◆ Request
All of the lines below are to be transcribed faithfully, with pictures excluded from the copy.

— BEGIN Given information —

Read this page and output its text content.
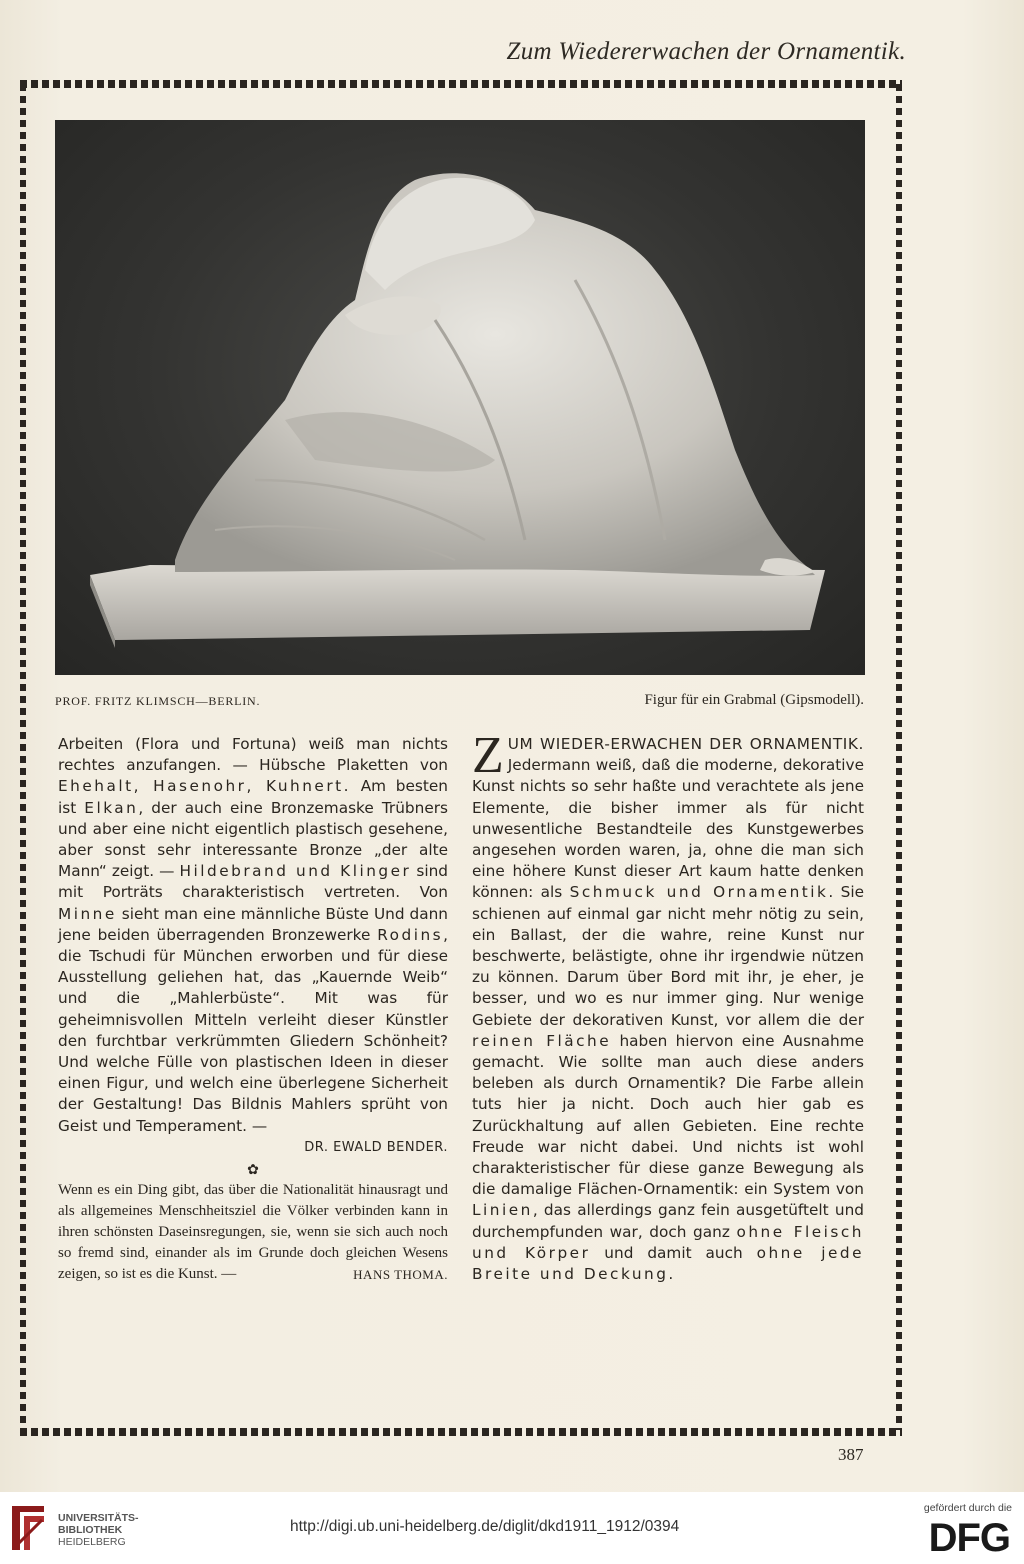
Zum Wiedererwachen der Ornamentik.
PROF. FRITZ KLIMSCH—BERLIN.	Figur für ein Grabmal (Gipsmodell).

Arbeiten (Flora und Fortuna) weiß man nichts rechtes anzufangen. — Hübsche Plaketten von Ehehalt, Hasenohr, Kuhnert. Am besten ist Elkan, der auch eine Bronzemaske Trübners und aber eine nicht eigentlich plastisch gesehene, aber sonst sehr interessante Bronze „der alte Mann“ zeigt. — Hildebrand und Klinger sind mit Porträts charakteristisch vertreten. Von Minne sieht man eine männliche Büste Und dann jene beiden überragenden Bronzewerke Rodins, die Tschudi für München erworben und für diese Ausstellung geliehen hat, das „Kauernde Weib“ und die „Mahlerbüste“. Mit was für geheimnisvollen Mitteln verleiht dieser Künstler den furchtbar verkrümmten Gliedern Schönheit? Und welche Fülle von plastischen Ideen in dieser einen Figur, und welch eine überlegene Sicherheit der Gestaltung! Das Bildnis Mahlers sprüht von Geist und Temperament. —

DR. EWALD BENDER.
✿

Wenn es ein Ding gibt, das über die Nationalität hinausragt und als allgemeines Menschheitsziel die Völker verbinden kann in ihren schönsten Daseinsregungen, sie, wenn sie sich auch noch so fremd sind, einander als im Grunde doch gleichen Wesens zeigen, so ist es die Kunst. —	HANS THOMA.

ZUM WIEDER-ERWACHEN DER ORNAMENTIK. Jedermann weiß, daß die moderne, dekorative Kunst nichts so sehr haßte und verachtete als jene Elemente, die bisher immer als für nicht unwesentliche Bestandteile des Kunstgewerbes angesehen worden waren, ja, ohne die man sich eine höhere Kunst dieser Art kaum hatte denken können: als Schmuck und Ornamentik. Sie schienen auf einmal gar nicht mehr nötig zu sein, ein Ballast, der die wahre, reine Kunst nur beschwerte, belästigte, ohne ihr irgendwie nützen zu können. Darum über Bord mit ihr, je eher, je besser, und wo es nur immer ging. Nur wenige Gebiete der dekorativen Kunst, vor allem die der reinen Fläche haben hiervon eine Ausnahme gemacht. Wie sollte man auch diese anders beleben als durch Ornamentik? Die Farbe allein tuts hier ja nicht. Doch auch hier gab es Zurückhaltung auf allen Gebieten. Eine rechte Freude war nicht dabei. Und nichts ist wohl charakteristischer für diese ganze Bewegung als die damalige Flächen-Ornamentik: ein System von Linien, das allerdings ganz fein ausgetüftelt und durchempfunden war, doch ganz ohne Fleisch und Körper und damit auch ohne jede Breite und Deckung.

UNIVERSITÄTS-
BIBLIOTHEK
HEIDELBERG
http://digi.ub.uni-heidelberg.de/diglit/dkd1911_1912/0394
gefördert durch die
DFG
387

— END Given information —

◆ Task response
Read this page and output its text content.
Zum Wiedererwachen der Ornamentik.
PROF. FRITZ KLIMSCH—BERLIN.	Figur für ein Grabmal (Gipsmodell).

Arbeiten (Flora und Fortuna) weiß man nichts rechtes anzufangen. — Hübsche Plaketten von Ehehalt, Hasenohr, Kuhnert. Am besten ist Elkan, der auch eine Bronzemaske Trübners und aber eine nicht eigentlich plastisch gesehene, aber sonst sehr interessante Bronze „der alte Mann“ zeigt. — Hildebrand und Klinger sind mit Porträts charakteristisch vertreten. Von Minne sieht man eine männliche Büste Und dann jene beiden überragenden Bronzewerke Rodins, die Tschudi für München erworben und für diese Ausstellung geliehen hat, das „Kauernde Weib“ und die „Mahlerbüste“. Mit was für geheimnisvollen Mitteln verleiht dieser Künstler den furchtbar verkrümmten Gliedern Schönheit? Und welche Fülle von plastischen Ideen in dieser einen Figur, und welch eine überlegene Sicherheit der Gestaltung! Das Bildnis Mahlers sprüht von Geist und Temperament. —

DR. EWALD BENDER.
✿

Wenn es ein Ding gibt, das über die Nationalität hinausragt und als allgemeines Menschheitsziel die Völker verbinden kann in ihren schönsten Daseinsregungen, sie, wenn sie sich auch noch so fremd sind, einander als im Grunde doch gleichen Wesens zeigen, so ist es die Kunst. —	HANS THOMA.

ZUM WIEDER-ERWACHEN DER ORNAMENTIK. Jedermann weiß, daß die moderne, dekorative Kunst nichts so sehr haßte und verachtete als jene Elemente, die bisher immer als für nicht unwesentliche Bestandteile des Kunstgewerbes angesehen worden waren, ja, ohne die man sich eine höhere Kunst dieser Art kaum hatte denken können: als Schmuck und Ornamentik. Sie schienen auf einmal gar nicht mehr nötig zu sein, ein Ballast, der die wahre, reine Kunst nur beschwerte, belästigte, ohne ihr irgendwie nützen zu können. Darum über Bord mit ihr, je eher, je besser, und wo es nur immer ging. Nur wenige Gebiete der dekorativen Kunst, vor allem die der reinen Fläche haben hiervon eine Ausnahme gemacht. Wie sollte man auch diese anders beleben als durch Ornamentik? Die Farbe allein tuts hier ja nicht. Doch auch hier gab es Zurückhaltung auf allen Gebieten. Eine rechte Freude war nicht dabei. Und nichts ist wohl charakteristischer für diese ganze Bewegung als die damalige Flächen-Ornamentik: ein System von Linien, das allerdings ganz fein ausgetüftelt und durchempfunden war, doch ganz ohne Fleisch und Körper und damit auch ohne jede Breite und Deckung.

UNIVERSITÄTS-
BIBLIOTHEK
HEIDELBERG
http://digi.ub.uni-heidelberg.de/diglit/dkd1911_1912/0394
gefördert durch die
DFG
387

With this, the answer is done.